Instruction:
Copy all lines of the listing that include the string "todas".
────
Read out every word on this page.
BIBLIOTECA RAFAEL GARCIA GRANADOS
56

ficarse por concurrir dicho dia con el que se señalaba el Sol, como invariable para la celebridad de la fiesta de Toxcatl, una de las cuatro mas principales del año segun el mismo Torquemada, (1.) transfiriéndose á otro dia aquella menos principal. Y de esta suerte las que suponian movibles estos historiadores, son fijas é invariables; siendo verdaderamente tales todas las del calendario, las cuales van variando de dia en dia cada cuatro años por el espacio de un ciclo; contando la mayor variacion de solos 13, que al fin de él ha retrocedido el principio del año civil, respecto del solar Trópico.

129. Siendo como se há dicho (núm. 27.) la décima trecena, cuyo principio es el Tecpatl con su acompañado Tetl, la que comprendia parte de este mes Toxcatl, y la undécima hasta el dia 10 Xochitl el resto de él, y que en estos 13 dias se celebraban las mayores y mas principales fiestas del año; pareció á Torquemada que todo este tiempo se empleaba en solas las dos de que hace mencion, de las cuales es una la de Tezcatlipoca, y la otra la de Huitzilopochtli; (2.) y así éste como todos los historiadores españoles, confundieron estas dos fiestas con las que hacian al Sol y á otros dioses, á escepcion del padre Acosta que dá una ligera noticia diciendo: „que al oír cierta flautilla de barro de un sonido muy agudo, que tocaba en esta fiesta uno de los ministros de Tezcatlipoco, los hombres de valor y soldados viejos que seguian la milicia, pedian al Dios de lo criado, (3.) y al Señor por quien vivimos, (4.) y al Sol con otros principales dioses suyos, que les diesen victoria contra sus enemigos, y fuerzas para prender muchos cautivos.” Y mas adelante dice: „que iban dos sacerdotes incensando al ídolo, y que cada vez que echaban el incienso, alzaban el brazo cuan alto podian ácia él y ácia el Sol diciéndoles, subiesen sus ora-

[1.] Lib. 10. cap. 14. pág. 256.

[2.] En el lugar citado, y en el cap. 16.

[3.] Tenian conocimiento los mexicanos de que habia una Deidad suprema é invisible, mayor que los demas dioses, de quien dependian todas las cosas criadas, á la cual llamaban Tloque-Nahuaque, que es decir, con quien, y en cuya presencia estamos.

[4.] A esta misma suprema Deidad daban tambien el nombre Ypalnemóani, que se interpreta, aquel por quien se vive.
────
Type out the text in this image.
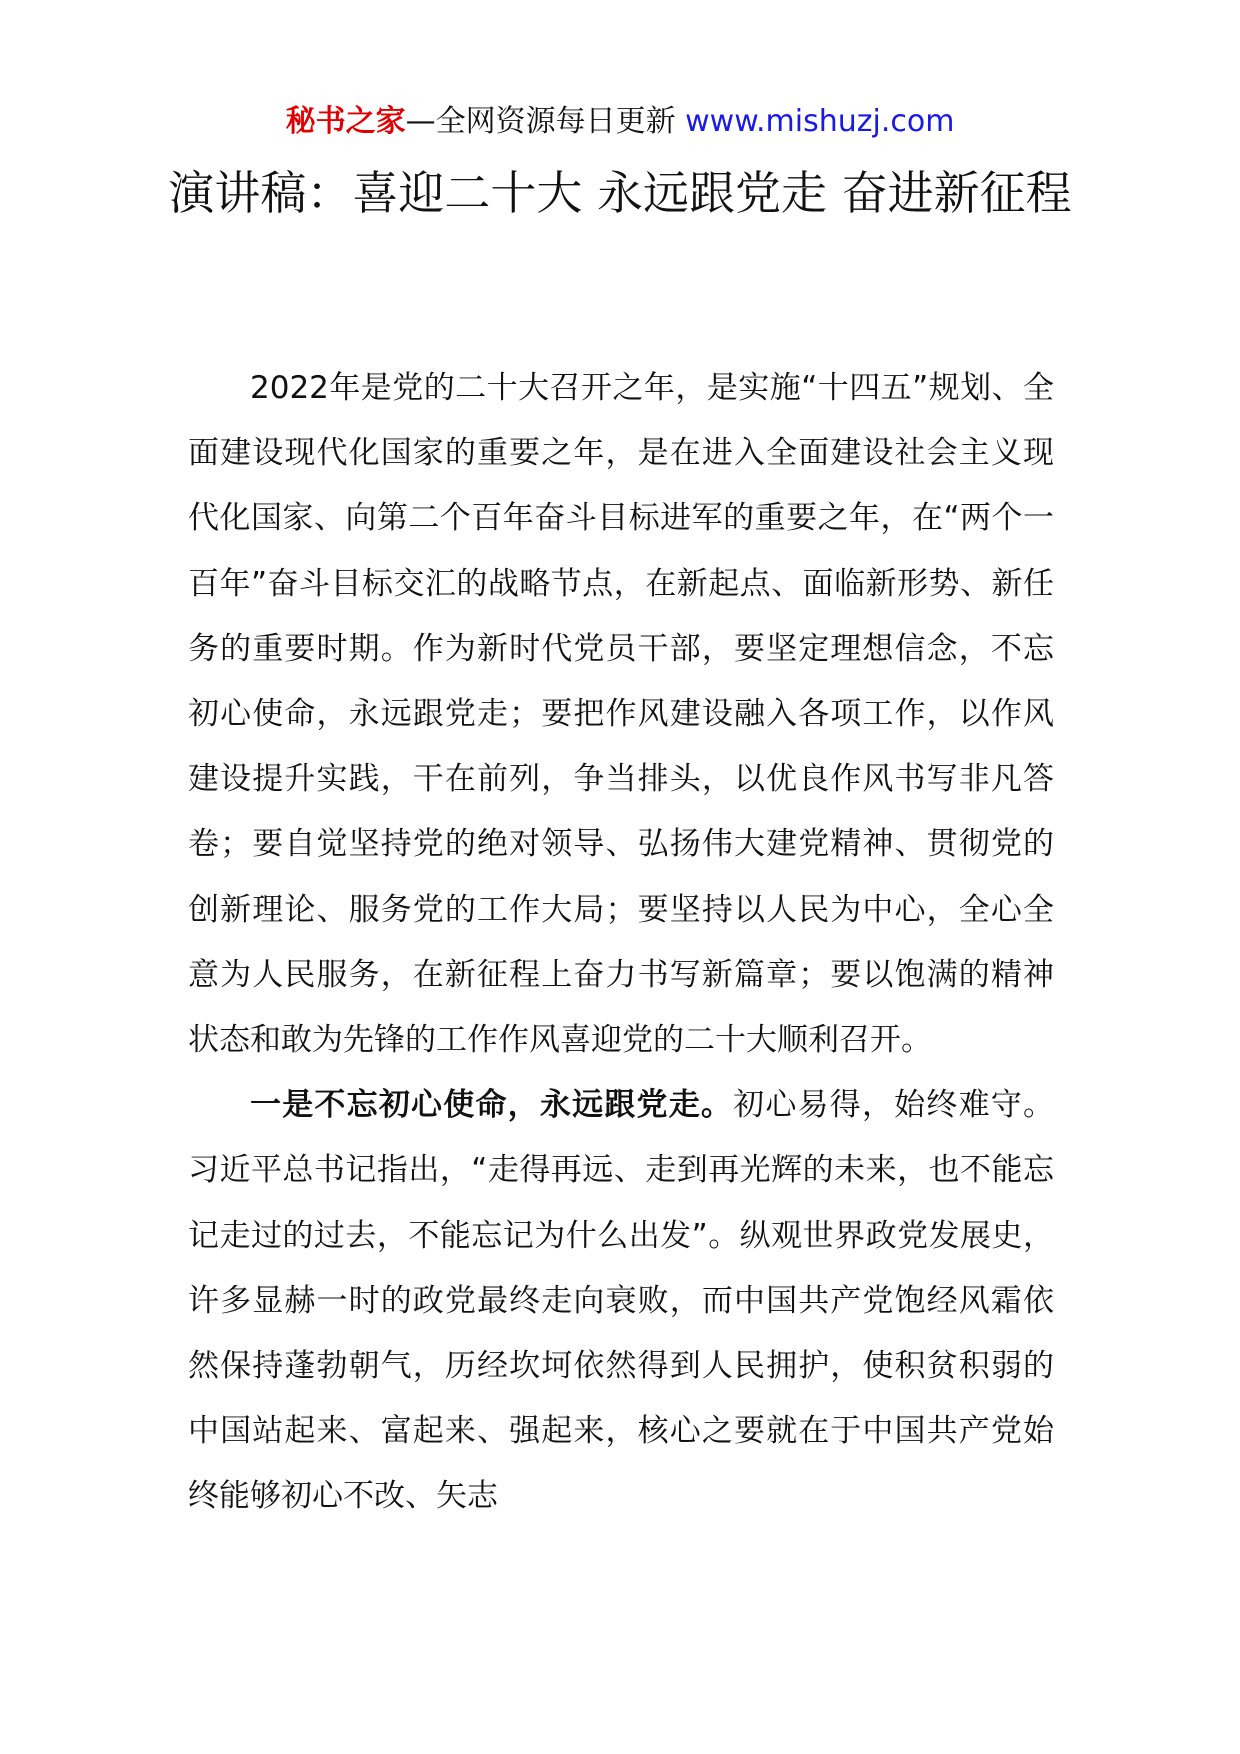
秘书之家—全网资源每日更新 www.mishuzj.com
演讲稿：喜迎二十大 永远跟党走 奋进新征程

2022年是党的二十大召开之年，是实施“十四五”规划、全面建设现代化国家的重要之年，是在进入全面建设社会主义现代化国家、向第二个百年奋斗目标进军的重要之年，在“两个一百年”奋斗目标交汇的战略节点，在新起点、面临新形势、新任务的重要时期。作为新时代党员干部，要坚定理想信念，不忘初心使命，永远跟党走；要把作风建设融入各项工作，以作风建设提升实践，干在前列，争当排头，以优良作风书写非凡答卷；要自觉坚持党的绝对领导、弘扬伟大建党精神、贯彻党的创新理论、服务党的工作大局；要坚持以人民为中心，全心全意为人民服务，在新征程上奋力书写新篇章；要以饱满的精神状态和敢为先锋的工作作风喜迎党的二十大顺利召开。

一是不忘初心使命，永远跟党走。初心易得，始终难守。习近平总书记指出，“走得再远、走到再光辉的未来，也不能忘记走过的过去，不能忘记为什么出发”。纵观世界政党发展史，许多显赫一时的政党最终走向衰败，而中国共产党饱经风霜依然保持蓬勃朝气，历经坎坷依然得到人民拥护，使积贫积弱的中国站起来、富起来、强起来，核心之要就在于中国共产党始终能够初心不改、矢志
────
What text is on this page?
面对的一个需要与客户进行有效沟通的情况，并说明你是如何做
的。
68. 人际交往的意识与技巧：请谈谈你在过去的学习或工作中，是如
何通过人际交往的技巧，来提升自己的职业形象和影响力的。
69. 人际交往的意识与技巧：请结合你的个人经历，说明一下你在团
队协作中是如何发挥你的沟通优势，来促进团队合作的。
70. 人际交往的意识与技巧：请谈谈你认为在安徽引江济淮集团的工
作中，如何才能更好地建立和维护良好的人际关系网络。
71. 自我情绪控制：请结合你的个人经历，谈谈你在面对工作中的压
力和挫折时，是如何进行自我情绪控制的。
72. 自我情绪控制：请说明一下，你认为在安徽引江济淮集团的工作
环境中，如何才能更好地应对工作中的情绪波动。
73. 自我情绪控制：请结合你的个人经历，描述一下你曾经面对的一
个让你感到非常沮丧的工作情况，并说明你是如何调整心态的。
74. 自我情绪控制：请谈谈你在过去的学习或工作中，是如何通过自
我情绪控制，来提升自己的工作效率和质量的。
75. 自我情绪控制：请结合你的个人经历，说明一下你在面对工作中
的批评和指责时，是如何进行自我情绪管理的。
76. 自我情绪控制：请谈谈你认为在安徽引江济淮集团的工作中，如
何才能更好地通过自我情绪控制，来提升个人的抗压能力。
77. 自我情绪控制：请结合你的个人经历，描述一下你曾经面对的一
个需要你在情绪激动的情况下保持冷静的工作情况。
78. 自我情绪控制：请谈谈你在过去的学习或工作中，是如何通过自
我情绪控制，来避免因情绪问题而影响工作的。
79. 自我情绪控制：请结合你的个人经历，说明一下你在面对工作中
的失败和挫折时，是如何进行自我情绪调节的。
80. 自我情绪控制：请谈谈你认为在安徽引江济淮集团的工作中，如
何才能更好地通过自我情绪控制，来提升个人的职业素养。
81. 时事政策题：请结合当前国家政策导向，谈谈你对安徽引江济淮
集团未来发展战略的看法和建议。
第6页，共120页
────
Task answer:
ficarse por concurrir dicho dia con el que se señalaba el Sol, como invariable para la celebridad de la fiesta de Toxcatl, una de las cuatro mas principales del año segun el mismo Torquemada, (1.) transfiriéndose á otro dia aquella menos principal. Y de esta suerte las que suponian movibles estos historiadores, son fijas é invariables; siendo verdaderamente tales todas las del calendario, las cuales van variando de dia en dia cada cuatro años por el espacio de un ciclo; contando la mayor variacion de solos 13, que al fin de él ha retrocedido el principio del año civil, respecto del solar Trópico.
[3.] Tenian conocimiento los mexicanos de que habia una Deidad suprema é invisible, mayor que los demas dioses, de quien dependian todas las cosas criadas, á la cual llamaban Tloque-Nahuaque, que es decir, con quien, y en cuya presencia estamos.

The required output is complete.